> [SET TASK]:
Extract every line of the listing that contains the word "figure".

> [RECORD EXCERPTS]:
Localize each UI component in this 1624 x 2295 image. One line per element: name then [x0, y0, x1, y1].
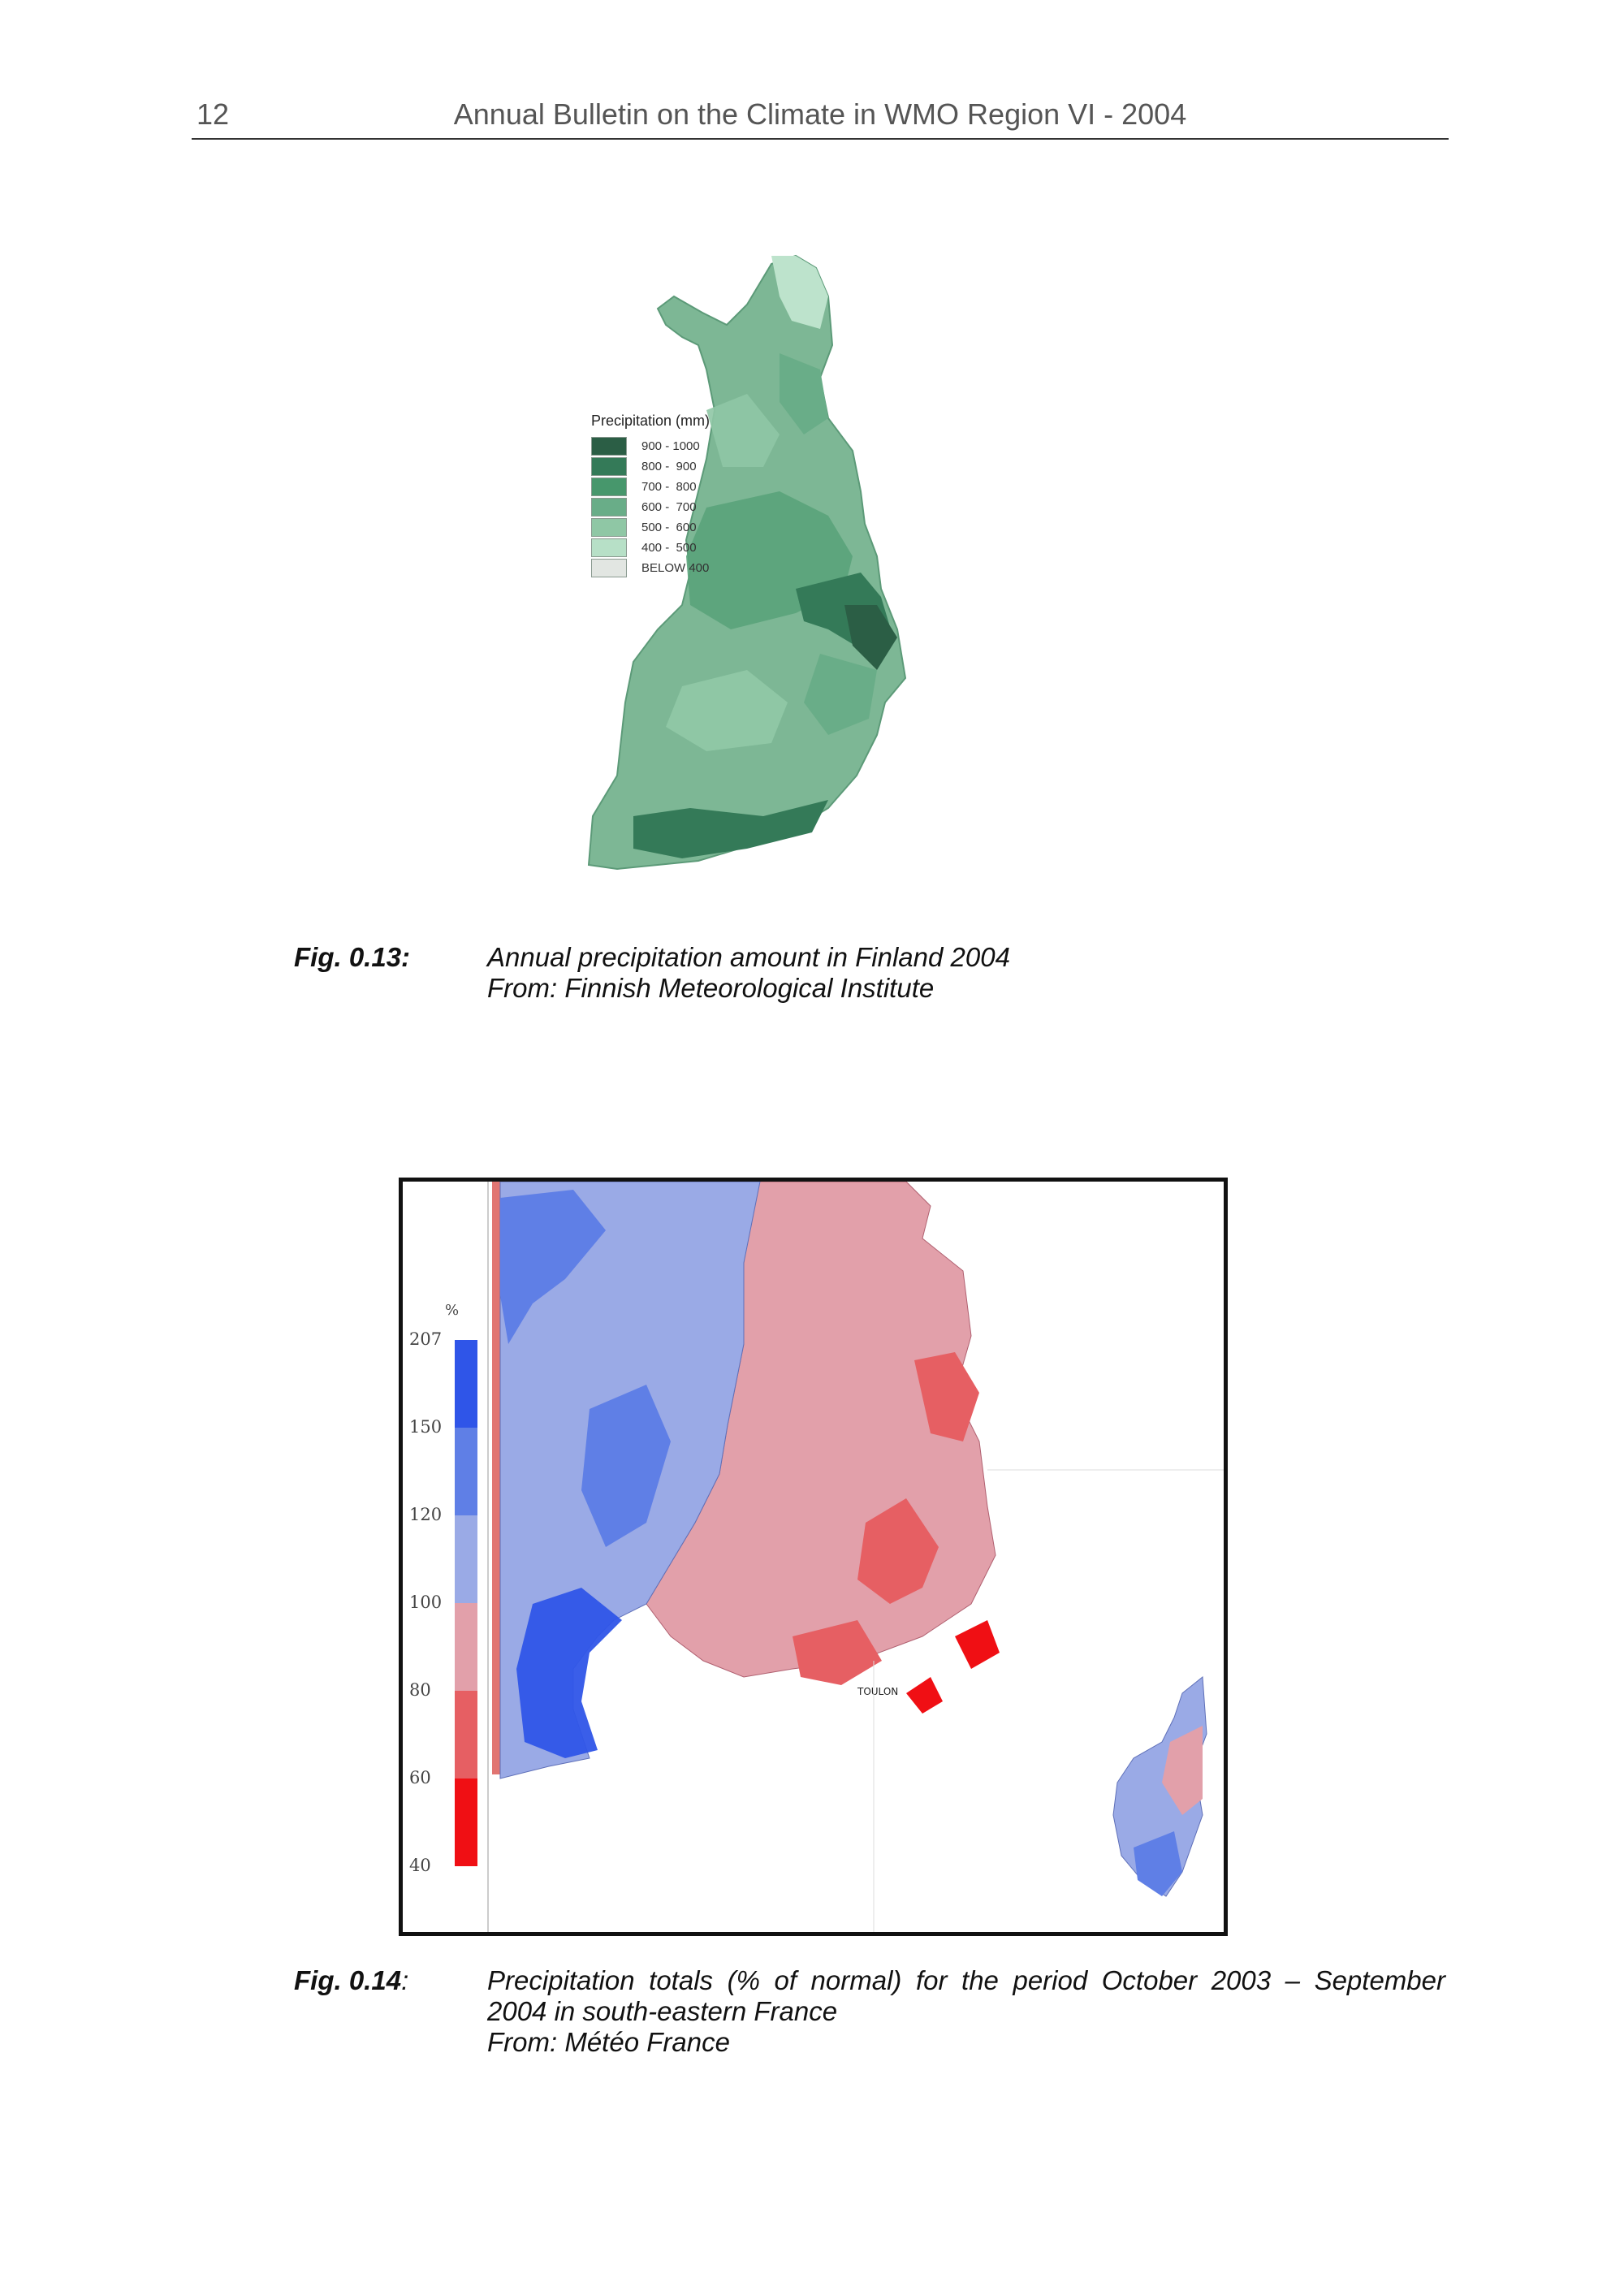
caption-label-text: Fig. 0.14 — [294, 1965, 402, 1995]
caption-line: Precipitation totals (% of normal) for t… — [487, 1965, 1445, 1995]
caption-label: Fig. 0.13: — [294, 942, 411, 972]
finland-precipitation-map — [585, 248, 1007, 897]
colorbar-segment — [455, 1428, 477, 1515]
legend-label: BELOW 400 — [641, 561, 710, 575]
legend-item: 400 - 500 — [591, 538, 754, 558]
scale-tick: 40 — [409, 1856, 431, 1875]
legend-item: 500 - 600 — [591, 517, 754, 538]
colorbar-segment — [455, 1691, 477, 1779]
caption-text: Annual precipitation amount in Finland 2… — [487, 942, 1445, 1004]
legend-label: 500 - 600 — [641, 521, 697, 534]
caption-line: Annual precipitation amount in Finland 2… — [487, 942, 1010, 972]
legend-item: BELOW 400 — [591, 558, 754, 578]
caption-line: From: Météo France — [487, 2027, 730, 2057]
legend-title: Precipitation (mm) — [591, 413, 710, 429]
legend-label: 900 - 1000 — [641, 439, 700, 453]
legend-item: 700 - 800 — [591, 477, 754, 497]
page-number: 12 — [197, 97, 230, 131]
caption-text: Precipitation totals (% of normal) for t… — [487, 1965, 1445, 2058]
running-title: Annual Bulletin on the Climate in WMO Re… — [453, 97, 1187, 131]
legend-swatch — [591, 559, 627, 577]
legend-label: 700 - 800 — [641, 480, 697, 494]
finland-map-legend: Precipitation (mm) 900 - 1000 800 - 900 … — [591, 413, 754, 578]
caption-line: From: Finnish Meteorological Institute — [487, 973, 935, 1003]
legend-item: 800 - 900 — [591, 456, 754, 477]
caption-label: Fig. 0.14: — [294, 1965, 408, 1996]
page-header: 12 Annual Bulletin on the Climate in WMO… — [192, 96, 1449, 140]
legend-item: 600 - 700 — [591, 497, 754, 517]
scale-tick: 80 — [409, 1680, 431, 1700]
colorbar-segment — [455, 1779, 477, 1866]
scale-tick: 100 — [409, 1593, 443, 1612]
scale-tick: 120 — [409, 1505, 443, 1524]
figure-caption-0-13: Fig. 0.13: Annual precipitation amount i… — [0, 942, 1624, 1015]
legend-item: 900 - 1000 — [591, 436, 754, 456]
scale-tick: 207 — [409, 1329, 443, 1349]
legend-swatch — [591, 538, 627, 557]
finland-map-svg — [587, 254, 907, 871]
legend-swatch — [591, 478, 627, 496]
legend-swatch — [591, 518, 627, 537]
france-map-svg: TOULON — [403, 1182, 1224, 1932]
precipitation-colorbar — [455, 1340, 477, 1866]
figure-caption-0-14: Fig. 0.14: Precipitation totals (% of no… — [0, 1965, 1624, 2071]
colorbar-segment — [455, 1515, 477, 1603]
colorbar-segment — [455, 1340, 477, 1428]
legend-swatch — [591, 498, 627, 516]
france-precipitation-map: TOULON % 207 150 120 100 80 60 40 — [399, 1178, 1228, 1936]
scale-tick: 150 — [409, 1417, 443, 1437]
legend-label: 600 - 700 — [641, 500, 697, 514]
legend-label: 400 - 500 — [641, 541, 697, 555]
legend-swatch — [591, 457, 627, 476]
caption-line: 2004 in south-eastern France — [487, 1996, 838, 2026]
legend-label: 800 - 900 — [641, 460, 697, 473]
legend-swatch — [591, 437, 627, 456]
colorbar-segment — [455, 1603, 477, 1691]
caption-label-colon: : — [401, 1965, 409, 1995]
city-label-toulon: TOULON — [857, 1686, 898, 1697]
scale-unit: % — [445, 1302, 460, 1319]
scale-tick: 60 — [409, 1768, 431, 1787]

> [TASK SOLUTION]:
figure-caption-0-13: Fig. 0.13: Annual precipitation amount i… — [0, 942, 1624, 1015]
figure-caption-0-14: Fig. 0.14: Precipitation totals (% of no… — [0, 1965, 1624, 2071]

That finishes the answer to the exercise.